GOAL
Copy all lines in which the word "Developer" can be found.

>> Start DATA SHOWN

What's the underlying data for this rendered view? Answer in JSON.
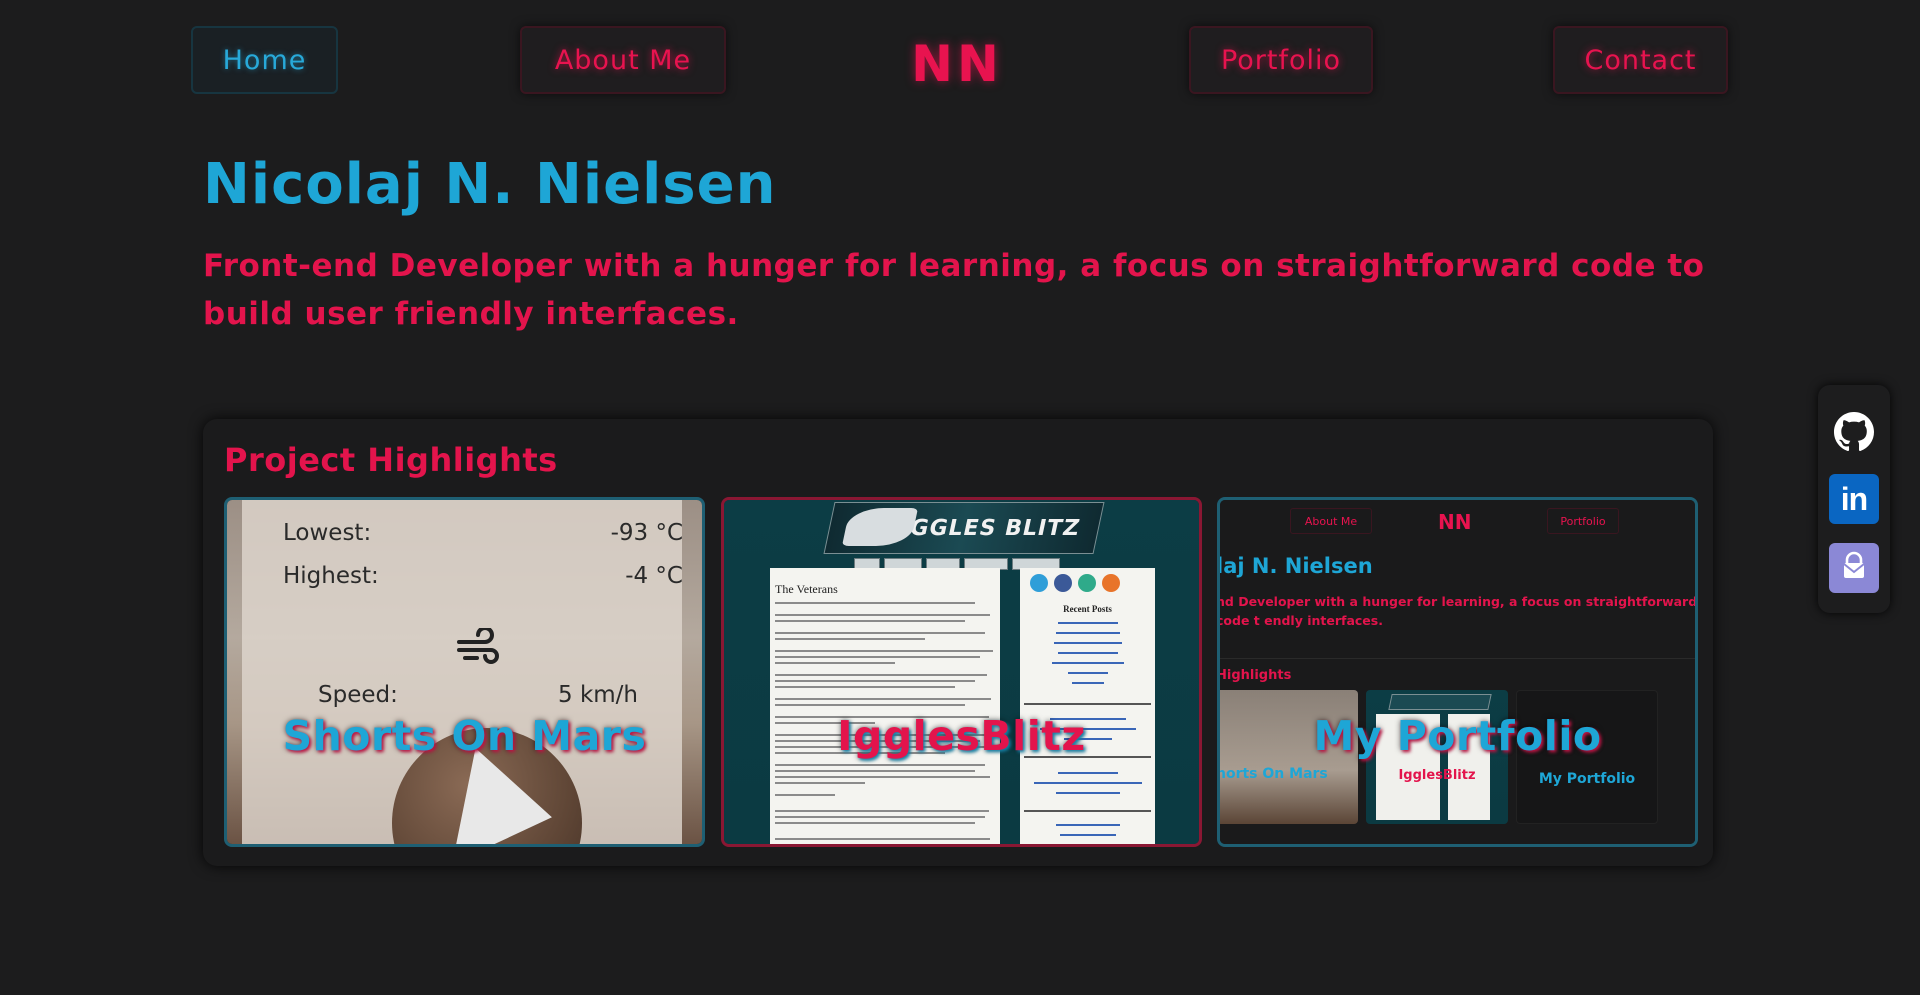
{
  "nav": {
    "home": "Home",
    "about": "About Me",
    "logo": "NN",
    "portfolio": "Portfolio",
    "contact": "Contact"
  },
  "hero": {
    "title": "Nicolaj N. Nielsen",
    "subtitle": "Front-end Developer with a hunger for learning, a focus on straightforward code to build user friendly interfaces."
  },
  "projects": {
    "heading": "Project Highlights",
    "cards": [
      {
        "label": "Shorts On Mars",
        "preview": {
          "rows": [
            {
              "label": "Lowest:",
              "value": "-93 °C"
            },
            {
              "label": "Highest:",
              "value": "-4 °C"
            },
            {
              "label": "Speed:",
              "value": "5 km/h"
            }
          ],
          "icon": "wind-icon"
        }
      },
      {
        "label": "IgglesBlitz",
        "preview": {
          "banner": "IGGLES BLITZ",
          "article_title": "The Veterans",
          "sidebar_heading": "Recent Posts"
        }
      },
      {
        "label": "My Portfolio",
        "preview": {
          "nav_about": "About Me",
          "nav_logo": "NN",
          "nav_portfolio": "Portfolio",
          "title": "laj N. Nielsen",
          "subtitle": "nd Developer with a hunger for learning, a focus on straightforward code t endly interfaces.",
          "highlights": "Highlights",
          "mini_labels": [
            "horts On Mars",
            "IgglesBlitz",
            "My Portfolio"
          ]
        }
      }
    ]
  },
  "social": {
    "items": [
      "github-icon",
      "linkedin-icon",
      "protonmail-icon"
    ],
    "linkedin_text": "in"
  },
  "colors": {
    "background": "#1c1c1d",
    "accent_pink": "#e3144c",
    "accent_blue": "#1ea6d6"
  }
}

>> End DATA SHOWN

FULL OUTPUT
    "subtitle": "Front-end Developer with a hunger for learning, a focus on straightforward code to build user friendly interfaces."
          "subtitle": "nd Developer with a hunger for learning, a focus on straightforward code t endly interfaces.",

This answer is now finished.